EXERCISE: Transcribe every entry word for word, leaving out all images.

EXCERPTED DATA:
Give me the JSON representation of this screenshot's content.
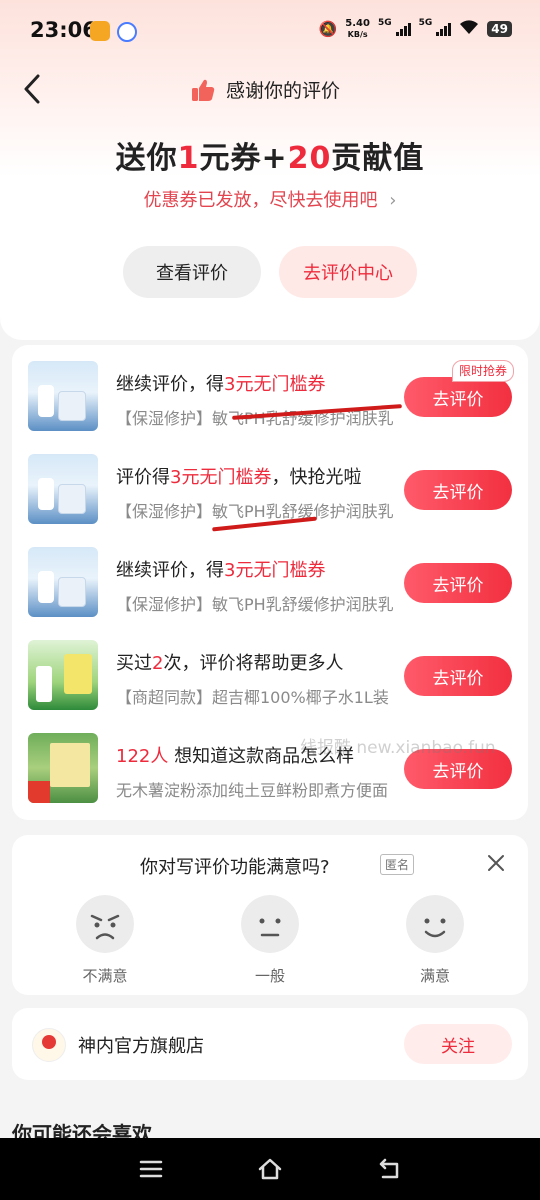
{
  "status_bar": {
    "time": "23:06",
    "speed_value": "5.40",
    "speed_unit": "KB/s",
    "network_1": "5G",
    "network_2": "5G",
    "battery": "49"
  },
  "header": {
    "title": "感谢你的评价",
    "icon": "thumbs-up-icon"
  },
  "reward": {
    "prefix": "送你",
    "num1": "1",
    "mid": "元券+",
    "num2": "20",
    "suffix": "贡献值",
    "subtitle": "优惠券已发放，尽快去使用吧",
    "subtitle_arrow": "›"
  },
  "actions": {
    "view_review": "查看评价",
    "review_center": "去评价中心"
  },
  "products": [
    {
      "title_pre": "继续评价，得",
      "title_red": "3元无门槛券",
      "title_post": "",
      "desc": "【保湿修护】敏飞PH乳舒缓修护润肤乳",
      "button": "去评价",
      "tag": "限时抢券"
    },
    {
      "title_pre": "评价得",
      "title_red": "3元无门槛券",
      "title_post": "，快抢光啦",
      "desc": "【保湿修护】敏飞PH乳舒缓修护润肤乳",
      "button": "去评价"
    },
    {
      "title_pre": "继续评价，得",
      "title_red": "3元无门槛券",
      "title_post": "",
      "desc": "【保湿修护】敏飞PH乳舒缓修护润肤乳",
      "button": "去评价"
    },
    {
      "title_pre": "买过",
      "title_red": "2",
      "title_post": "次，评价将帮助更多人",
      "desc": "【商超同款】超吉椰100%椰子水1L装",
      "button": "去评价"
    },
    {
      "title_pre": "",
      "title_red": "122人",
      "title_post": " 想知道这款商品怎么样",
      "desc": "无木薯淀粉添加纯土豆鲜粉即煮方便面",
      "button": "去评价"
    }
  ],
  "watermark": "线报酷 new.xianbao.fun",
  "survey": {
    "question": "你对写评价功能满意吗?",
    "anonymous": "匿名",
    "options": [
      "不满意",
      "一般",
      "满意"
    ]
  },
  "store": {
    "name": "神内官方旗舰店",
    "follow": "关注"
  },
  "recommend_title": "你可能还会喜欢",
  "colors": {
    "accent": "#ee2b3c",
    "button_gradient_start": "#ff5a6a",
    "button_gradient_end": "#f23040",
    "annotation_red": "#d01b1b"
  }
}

THE RESPONSE:
Give me the JSON representation of this screenshot's content.
{
  "status_bar": {
    "time": "23:06",
    "speed_value": "5.40",
    "speed_unit": "KB/s",
    "network_1": "5G",
    "network_2": "5G",
    "battery": "49"
  },
  "header": {
    "title": "感谢你的评价",
    "icon": "thumbs-up-icon"
  },
  "reward": {
    "prefix": "送你",
    "num1": "1",
    "mid": "元券+",
    "num2": "20",
    "suffix": "贡献值",
    "subtitle": "优惠券已发放，尽快去使用吧",
    "subtitle_arrow": "›"
  },
  "actions": {
    "view_review": "查看评价",
    "review_center": "去评价中心"
  },
  "products": [
    {
      "title_pre": "继续评价，得",
      "title_red": "3元无门槛券",
      "title_post": "",
      "desc": "【保湿修护】敏飞PH乳舒缓修护润肤乳",
      "button": "去评价",
      "tag": "限时抢券"
    },
    {
      "title_pre": "评价得",
      "title_red": "3元无门槛券",
      "title_post": "，快抢光啦",
      "desc": "【保湿修护】敏飞PH乳舒缓修护润肤乳",
      "button": "去评价"
    },
    {
      "title_pre": "继续评价，得",
      "title_red": "3元无门槛券",
      "title_post": "",
      "desc": "【保湿修护】敏飞PH乳舒缓修护润肤乳",
      "button": "去评价"
    },
    {
      "title_pre": "买过",
      "title_red": "2",
      "title_post": "次，评价将帮助更多人",
      "desc": "【商超同款】超吉椰100%椰子水1L装",
      "button": "去评价"
    },
    {
      "title_pre": "",
      "title_red": "122人",
      "title_post": " 想知道这款商品怎么样",
      "desc": "无木薯淀粉添加纯土豆鲜粉即煮方便面",
      "button": "去评价"
    }
  ],
  "watermark": "线报酷 new.xianbao.fun",
  "survey": {
    "question": "你对写评价功能满意吗?",
    "anonymous": "匿名",
    "options": [
      "不满意",
      "一般",
      "满意"
    ]
  },
  "store": {
    "name": "神内官方旗舰店",
    "follow": "关注"
  },
  "recommend_title": "你可能还会喜欢",
  "colors": {
    "accent": "#ee2b3c",
    "button_gradient_start": "#ff5a6a",
    "button_gradient_end": "#f23040",
    "annotation_red": "#d01b1b"
  }
}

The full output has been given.